[Data records]
———

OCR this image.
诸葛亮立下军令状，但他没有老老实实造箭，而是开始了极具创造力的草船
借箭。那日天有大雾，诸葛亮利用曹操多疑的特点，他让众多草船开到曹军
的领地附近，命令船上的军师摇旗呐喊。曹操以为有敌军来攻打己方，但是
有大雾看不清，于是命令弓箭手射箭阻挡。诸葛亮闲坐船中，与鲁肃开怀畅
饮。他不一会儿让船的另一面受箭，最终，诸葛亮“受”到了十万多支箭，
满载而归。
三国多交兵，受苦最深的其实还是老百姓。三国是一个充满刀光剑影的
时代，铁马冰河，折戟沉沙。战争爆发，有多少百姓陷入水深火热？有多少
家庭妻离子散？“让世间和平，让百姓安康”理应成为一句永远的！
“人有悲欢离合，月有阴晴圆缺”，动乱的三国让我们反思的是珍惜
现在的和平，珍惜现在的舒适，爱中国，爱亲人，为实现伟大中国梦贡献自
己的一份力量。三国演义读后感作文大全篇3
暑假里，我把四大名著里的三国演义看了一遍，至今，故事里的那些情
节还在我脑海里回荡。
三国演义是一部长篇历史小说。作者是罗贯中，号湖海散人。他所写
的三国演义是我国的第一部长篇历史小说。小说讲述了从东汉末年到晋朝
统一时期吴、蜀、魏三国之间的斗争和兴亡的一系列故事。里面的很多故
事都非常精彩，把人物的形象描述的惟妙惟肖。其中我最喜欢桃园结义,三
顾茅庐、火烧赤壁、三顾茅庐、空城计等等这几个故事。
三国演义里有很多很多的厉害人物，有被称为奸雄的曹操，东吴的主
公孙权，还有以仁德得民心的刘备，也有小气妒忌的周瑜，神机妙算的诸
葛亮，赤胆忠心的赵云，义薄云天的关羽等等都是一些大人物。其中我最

———

**GOAL OF THE EXERCISE**.
Send back each record exactly as it stands.

**TASK OUTPUT**.
OCR this image.
诸葛亮立下军令状，但他没有老老实实造箭，而是开始了极具创造力的草船
借箭。那日天有大雾，诸葛亮利用曹操多疑的特点，他让众多草船开到曹军
的领地附近，命令船上的军师摇旗呐喊。曹操以为有敌军来攻打己方，但是
有大雾看不清，于是命令弓箭手射箭阻挡。诸葛亮闲坐船中，与鲁肃开怀畅
饮。他不一会儿让船的另一面受箭，最终，诸葛亮“受”到了十万多支箭，
满载而归。
三国多交兵，受苦最深的其实还是老百姓。三国是一个充满刀光剑影的
时代，铁马冰河，折戟沉沙。战争爆发，有多少百姓陷入水深火热？有多少
家庭妻离子散？“让世间和平，让百姓安康”理应成为一句永远的！
“人有悲欢离合，月有阴晴圆缺”，动乱的三国让我们反思的是珍惜
现在的和平，珍惜现在的舒适，爱中国，爱亲人，为实现伟大中国梦贡献自
己的一份力量。三国演义读后感作文大全篇3
暑假里，我把四大名著里的三国演义看了一遍，至今，故事里的那些情
节还在我脑海里回荡。
三国演义是一部长篇历史小说。作者是罗贯中，号湖海散人。他所写
的三国演义是我国的第一部长篇历史小说。小说讲述了从东汉末年到晋朝
统一时期吴、蜀、魏三国之间的斗争和兴亡的一系列故事。里面的很多故
事都非常精彩，把人物的形象描述的惟妙惟肖。其中我最喜欢桃园结义,三
顾茅庐、火烧赤壁、三顾茅庐、空城计等等这几个故事。
三国演义里有很多很多的厉害人物，有被称为奸雄的曹操，东吴的主
公孙权，还有以仁德得民心的刘备，也有小气妒忌的周瑜，神机妙算的诸
葛亮，赤胆忠心的赵云，义薄云天的关羽等等都是一些大人物。其中我最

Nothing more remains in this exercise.